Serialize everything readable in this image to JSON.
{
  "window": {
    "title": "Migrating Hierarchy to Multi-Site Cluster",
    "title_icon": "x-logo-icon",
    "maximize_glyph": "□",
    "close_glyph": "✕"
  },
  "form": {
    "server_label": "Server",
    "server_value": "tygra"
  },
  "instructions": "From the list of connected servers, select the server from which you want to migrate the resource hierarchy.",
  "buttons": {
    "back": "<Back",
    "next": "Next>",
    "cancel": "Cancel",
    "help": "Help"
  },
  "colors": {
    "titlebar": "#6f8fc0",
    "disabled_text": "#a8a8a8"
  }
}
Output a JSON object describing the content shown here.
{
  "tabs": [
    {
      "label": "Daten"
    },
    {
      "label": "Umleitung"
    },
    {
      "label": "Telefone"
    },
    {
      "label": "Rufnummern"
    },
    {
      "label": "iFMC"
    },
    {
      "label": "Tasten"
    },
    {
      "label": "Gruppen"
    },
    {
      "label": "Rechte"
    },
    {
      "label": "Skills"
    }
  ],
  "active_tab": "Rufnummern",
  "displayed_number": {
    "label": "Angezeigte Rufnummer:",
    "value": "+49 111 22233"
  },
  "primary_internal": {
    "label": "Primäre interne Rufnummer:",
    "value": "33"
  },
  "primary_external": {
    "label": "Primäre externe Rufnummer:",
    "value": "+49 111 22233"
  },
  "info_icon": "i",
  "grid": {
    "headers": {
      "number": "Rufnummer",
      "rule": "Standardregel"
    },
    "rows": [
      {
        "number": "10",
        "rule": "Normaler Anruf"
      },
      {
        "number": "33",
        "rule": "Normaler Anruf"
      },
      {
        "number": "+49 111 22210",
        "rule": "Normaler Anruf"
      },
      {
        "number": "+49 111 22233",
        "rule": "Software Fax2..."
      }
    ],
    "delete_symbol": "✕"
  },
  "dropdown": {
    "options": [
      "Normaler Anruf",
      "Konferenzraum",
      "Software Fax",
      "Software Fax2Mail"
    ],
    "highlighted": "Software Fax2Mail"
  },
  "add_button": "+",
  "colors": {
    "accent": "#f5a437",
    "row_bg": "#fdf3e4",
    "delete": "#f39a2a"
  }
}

What you are asked to do: Please reproduce each line exactly as written.

The reply:
Serialize everything readable in this image to JSON.
{
  "window": {
    "title": "Migrating Hierarchy to Multi-Site Cluster",
    "title_icon": "x-logo-icon",
    "maximize_glyph": "□",
    "close_glyph": "✕"
  },
  "form": {
    "server_label": "Server",
    "server_value": "tygra"
  },
  "instructions": "From the list of connected servers, select the server from which you want to migrate the resource hierarchy.",
  "buttons": {
    "back": "<Back",
    "next": "Next>",
    "cancel": "Cancel",
    "help": "Help"
  },
  "colors": {
    "titlebar": "#6f8fc0",
    "disabled_text": "#a8a8a8"
  }
}
Output a JSON object describing the content shown here.
{
  "tabs": [
    {
      "label": "Daten"
    },
    {
      "label": "Umleitung"
    },
    {
      "label": "Telefone"
    },
    {
      "label": "Rufnummern"
    },
    {
      "label": "iFMC"
    },
    {
      "label": "Tasten"
    },
    {
      "label": "Gruppen"
    },
    {
      "label": "Rechte"
    },
    {
      "label": "Skills"
    }
  ],
  "active_tab": "Rufnummern",
  "displayed_number": {
    "label": "Angezeigte Rufnummer:",
    "value": "+49 111 22233"
  },
  "primary_internal": {
    "label": "Primäre interne Rufnummer:",
    "value": "33"
  },
  "primary_external": {
    "label": "Primäre externe Rufnummer:",
    "value": "+49 111 22233"
  },
  "info_icon": "i",
  "grid": {
    "headers": {
      "number": "Rufnummer",
      "rule": "Standardregel"
    },
    "rows": [
      {
        "number": "10",
        "rule": "Normaler Anruf"
      },
      {
        "number": "33",
        "rule": "Normaler Anruf"
      },
      {
        "number": "+49 111 22210",
        "rule": "Normaler Anruf"
      },
      {
        "number": "+49 111 22233",
        "rule": "Software Fax2..."
      }
    ],
    "delete_symbol": "✕"
  },
  "dropdown": {
    "options": [
      "Normaler Anruf",
      "Konferenzraum",
      "Software Fax",
      "Software Fax2Mail"
    ],
    "highlighted": "Software Fax2Mail"
  },
  "add_button": "+",
  "colors": {
    "accent": "#f5a437",
    "row_bg": "#fdf3e4",
    "delete": "#f39a2a"
  }
}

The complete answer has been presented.